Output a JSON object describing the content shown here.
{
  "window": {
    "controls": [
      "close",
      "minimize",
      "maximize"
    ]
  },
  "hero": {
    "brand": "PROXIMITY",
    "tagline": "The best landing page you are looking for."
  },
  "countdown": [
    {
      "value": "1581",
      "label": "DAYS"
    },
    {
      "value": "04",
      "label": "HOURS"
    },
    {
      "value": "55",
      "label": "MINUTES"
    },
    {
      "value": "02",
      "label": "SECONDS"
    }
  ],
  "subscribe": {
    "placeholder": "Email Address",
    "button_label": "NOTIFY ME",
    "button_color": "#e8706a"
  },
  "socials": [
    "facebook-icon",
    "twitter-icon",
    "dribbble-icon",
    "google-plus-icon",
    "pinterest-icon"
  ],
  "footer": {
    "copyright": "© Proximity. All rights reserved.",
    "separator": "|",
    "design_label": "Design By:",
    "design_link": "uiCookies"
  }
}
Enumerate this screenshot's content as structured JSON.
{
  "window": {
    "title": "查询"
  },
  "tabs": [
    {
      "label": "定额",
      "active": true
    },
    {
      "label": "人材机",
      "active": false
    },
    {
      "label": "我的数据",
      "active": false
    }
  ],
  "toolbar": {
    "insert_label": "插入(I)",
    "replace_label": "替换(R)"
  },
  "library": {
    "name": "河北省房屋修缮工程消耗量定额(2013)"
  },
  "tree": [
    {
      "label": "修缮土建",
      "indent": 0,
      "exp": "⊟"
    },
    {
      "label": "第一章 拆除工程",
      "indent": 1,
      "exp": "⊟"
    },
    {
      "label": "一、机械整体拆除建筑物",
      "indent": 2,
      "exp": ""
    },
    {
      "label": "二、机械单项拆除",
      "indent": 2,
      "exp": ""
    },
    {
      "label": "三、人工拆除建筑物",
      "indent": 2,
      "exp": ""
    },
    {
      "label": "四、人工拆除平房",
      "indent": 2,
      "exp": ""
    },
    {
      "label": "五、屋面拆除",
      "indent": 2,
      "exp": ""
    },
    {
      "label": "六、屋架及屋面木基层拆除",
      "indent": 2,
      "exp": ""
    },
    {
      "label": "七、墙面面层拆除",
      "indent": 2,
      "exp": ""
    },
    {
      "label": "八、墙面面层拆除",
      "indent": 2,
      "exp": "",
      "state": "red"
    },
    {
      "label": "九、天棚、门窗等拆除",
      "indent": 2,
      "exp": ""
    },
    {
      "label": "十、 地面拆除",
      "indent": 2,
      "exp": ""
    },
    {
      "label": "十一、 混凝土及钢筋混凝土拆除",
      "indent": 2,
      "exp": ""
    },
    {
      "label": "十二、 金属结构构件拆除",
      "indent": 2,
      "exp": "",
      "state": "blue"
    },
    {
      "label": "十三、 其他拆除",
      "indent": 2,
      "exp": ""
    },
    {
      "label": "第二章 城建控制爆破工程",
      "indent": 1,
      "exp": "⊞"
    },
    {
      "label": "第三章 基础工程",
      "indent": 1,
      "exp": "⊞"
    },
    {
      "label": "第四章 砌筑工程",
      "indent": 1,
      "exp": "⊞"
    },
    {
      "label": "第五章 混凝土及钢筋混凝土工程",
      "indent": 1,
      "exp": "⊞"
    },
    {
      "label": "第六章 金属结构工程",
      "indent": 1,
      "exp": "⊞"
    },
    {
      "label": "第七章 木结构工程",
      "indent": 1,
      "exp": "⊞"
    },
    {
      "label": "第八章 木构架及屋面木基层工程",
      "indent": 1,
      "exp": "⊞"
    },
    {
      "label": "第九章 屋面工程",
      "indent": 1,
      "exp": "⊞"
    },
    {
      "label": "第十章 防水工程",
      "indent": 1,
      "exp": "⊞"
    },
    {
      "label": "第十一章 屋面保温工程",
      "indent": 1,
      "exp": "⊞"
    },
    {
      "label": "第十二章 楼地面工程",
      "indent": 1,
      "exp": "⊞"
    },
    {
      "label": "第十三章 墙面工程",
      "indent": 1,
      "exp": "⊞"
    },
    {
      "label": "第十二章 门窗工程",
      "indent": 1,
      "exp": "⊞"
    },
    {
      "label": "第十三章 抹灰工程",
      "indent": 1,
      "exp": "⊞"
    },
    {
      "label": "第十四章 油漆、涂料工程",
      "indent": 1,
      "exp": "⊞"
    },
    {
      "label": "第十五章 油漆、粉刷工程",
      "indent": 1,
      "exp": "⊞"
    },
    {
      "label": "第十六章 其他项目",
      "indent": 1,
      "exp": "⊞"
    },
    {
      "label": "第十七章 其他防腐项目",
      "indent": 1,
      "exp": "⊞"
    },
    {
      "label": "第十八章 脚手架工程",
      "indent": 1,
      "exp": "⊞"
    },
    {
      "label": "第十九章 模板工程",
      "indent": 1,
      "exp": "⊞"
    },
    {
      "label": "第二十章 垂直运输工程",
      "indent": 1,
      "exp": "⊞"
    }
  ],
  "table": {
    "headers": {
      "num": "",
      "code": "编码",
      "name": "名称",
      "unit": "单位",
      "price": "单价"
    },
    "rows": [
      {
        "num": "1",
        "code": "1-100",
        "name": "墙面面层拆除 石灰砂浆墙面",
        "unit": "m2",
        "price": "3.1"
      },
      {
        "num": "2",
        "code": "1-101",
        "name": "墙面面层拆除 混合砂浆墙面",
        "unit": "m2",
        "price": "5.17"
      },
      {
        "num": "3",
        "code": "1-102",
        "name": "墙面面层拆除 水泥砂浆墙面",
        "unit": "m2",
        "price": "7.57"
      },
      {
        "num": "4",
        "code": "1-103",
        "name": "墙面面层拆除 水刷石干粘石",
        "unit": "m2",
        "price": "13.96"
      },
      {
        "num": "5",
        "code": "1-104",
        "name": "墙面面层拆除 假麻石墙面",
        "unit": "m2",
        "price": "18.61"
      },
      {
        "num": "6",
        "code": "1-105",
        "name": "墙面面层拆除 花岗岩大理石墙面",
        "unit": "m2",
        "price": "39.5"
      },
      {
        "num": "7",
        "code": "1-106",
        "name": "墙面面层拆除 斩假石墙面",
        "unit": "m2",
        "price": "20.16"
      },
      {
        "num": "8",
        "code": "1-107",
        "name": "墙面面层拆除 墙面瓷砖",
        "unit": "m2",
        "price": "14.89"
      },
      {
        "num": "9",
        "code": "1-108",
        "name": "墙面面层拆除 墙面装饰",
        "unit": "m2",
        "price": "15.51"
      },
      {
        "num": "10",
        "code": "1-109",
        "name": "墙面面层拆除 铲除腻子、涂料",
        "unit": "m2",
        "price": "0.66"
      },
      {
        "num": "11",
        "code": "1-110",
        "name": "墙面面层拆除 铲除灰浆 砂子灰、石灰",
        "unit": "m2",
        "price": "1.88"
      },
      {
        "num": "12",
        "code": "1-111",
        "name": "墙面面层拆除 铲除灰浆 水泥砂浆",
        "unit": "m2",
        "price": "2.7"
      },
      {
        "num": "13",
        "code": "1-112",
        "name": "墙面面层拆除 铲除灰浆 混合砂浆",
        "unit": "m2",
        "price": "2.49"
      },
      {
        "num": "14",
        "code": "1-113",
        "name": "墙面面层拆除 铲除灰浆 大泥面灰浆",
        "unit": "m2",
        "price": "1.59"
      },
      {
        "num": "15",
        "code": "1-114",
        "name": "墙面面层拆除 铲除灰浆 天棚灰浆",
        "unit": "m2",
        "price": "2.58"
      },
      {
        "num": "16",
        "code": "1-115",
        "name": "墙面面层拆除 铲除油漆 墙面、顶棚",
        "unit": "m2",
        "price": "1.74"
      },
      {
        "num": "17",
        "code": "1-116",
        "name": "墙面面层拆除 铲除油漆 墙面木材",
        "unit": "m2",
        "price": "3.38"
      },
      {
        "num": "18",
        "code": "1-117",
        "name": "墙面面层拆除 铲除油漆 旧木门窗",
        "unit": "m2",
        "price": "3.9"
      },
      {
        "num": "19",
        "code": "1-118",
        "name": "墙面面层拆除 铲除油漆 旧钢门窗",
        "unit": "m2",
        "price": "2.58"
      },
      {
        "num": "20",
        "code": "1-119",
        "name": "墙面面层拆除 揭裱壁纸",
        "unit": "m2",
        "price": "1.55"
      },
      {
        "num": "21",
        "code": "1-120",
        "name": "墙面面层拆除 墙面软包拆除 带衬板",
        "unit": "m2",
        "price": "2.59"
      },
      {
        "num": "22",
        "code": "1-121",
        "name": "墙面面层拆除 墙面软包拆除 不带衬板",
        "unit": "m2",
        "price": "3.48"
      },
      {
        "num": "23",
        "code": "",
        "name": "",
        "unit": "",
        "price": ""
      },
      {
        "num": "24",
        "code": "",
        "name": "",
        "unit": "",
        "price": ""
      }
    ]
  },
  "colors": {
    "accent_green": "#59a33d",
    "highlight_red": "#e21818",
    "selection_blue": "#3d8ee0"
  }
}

┄┄┄┄┄┄┄┄┄┄┄┄┄┄┄┄┄┄┄┄

■ OBJECTIVE: Search the lines above for the string "icon" and copy each line that has it.

■ SOLUTION:
    "facebook-icon",
    "twitter-icon",
    "dribbble-icon",
    "google-plus-icon",
    "pinterest-icon"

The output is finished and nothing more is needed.